**Your task:** Single out each line with the word "Schwager" and copy it.
[BEGIN Data shown]
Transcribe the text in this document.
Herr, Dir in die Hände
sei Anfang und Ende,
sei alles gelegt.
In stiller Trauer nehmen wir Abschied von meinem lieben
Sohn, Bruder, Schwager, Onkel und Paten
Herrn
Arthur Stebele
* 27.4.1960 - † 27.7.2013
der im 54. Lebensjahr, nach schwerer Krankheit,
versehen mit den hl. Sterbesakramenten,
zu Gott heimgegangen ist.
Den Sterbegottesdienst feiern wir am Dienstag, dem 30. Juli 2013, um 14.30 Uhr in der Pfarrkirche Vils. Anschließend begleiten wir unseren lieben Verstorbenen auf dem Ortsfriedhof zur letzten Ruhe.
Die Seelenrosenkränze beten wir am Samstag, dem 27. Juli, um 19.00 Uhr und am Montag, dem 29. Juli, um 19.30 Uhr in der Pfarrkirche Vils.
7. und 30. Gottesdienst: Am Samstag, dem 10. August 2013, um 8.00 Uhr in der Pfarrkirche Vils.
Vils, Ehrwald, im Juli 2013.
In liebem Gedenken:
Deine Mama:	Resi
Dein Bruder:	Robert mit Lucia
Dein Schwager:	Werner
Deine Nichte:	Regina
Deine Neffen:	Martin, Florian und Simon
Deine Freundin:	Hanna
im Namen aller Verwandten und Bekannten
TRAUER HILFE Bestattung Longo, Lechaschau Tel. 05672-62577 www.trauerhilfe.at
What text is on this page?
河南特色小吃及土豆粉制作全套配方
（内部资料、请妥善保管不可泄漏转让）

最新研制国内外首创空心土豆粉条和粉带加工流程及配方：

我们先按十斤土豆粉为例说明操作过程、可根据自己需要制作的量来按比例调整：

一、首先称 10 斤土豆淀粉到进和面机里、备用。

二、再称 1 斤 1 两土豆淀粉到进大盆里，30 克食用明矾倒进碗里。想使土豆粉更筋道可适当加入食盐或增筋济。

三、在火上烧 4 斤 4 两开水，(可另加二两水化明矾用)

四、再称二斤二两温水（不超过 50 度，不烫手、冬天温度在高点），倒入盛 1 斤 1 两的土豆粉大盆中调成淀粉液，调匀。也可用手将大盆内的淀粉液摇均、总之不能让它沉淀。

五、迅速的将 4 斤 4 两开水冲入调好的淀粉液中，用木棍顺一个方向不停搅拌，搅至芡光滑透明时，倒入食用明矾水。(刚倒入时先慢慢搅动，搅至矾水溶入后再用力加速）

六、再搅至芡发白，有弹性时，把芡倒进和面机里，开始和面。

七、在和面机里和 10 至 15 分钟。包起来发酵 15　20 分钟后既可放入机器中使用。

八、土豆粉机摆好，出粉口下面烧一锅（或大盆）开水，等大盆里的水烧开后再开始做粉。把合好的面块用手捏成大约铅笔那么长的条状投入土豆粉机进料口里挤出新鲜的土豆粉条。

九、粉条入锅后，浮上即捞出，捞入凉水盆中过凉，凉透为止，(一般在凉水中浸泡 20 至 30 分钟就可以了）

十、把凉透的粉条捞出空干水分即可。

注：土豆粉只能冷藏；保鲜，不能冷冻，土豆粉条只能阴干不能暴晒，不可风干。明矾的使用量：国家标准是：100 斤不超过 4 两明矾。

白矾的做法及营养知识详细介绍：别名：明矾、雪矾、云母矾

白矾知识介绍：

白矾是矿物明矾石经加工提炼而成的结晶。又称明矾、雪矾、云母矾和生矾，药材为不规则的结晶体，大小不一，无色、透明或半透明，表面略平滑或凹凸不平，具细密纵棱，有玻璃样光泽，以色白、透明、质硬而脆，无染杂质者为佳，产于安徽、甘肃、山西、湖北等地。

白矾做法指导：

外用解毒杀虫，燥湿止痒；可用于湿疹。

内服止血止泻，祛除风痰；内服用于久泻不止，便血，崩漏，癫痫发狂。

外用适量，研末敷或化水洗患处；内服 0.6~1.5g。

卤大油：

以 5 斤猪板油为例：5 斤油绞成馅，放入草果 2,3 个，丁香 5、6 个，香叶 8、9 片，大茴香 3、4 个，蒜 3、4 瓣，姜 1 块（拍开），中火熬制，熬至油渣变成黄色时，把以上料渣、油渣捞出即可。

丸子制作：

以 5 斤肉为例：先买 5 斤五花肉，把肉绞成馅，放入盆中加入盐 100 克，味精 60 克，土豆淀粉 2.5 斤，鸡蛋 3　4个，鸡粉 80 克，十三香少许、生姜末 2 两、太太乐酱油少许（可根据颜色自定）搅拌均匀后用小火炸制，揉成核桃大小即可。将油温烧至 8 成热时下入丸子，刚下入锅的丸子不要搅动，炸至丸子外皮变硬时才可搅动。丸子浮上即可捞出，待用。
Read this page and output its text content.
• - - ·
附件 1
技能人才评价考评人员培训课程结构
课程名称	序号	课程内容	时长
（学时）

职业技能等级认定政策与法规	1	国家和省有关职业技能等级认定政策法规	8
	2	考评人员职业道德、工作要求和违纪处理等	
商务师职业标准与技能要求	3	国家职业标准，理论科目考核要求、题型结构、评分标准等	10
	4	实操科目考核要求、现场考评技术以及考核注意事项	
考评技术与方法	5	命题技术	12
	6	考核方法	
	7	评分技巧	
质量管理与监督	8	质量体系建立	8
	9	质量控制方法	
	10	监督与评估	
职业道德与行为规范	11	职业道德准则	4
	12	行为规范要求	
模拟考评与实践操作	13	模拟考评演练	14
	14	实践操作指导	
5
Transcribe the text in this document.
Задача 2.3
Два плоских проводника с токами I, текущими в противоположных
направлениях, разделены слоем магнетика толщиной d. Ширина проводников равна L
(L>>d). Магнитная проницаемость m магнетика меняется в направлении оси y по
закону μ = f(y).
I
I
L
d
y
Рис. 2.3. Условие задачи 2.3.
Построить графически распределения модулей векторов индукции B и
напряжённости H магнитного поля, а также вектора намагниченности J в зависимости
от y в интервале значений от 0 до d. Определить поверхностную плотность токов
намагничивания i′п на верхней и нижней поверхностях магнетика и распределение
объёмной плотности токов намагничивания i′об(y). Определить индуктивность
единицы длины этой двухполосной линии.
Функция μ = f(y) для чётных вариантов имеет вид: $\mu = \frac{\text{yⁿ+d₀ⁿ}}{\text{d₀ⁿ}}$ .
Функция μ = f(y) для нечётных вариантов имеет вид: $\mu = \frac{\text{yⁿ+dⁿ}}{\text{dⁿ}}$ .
[END Data shown]
**Answer:**
Sohn, Bruder, Schwager, Onkel und Paten
Dein Schwager:	Werner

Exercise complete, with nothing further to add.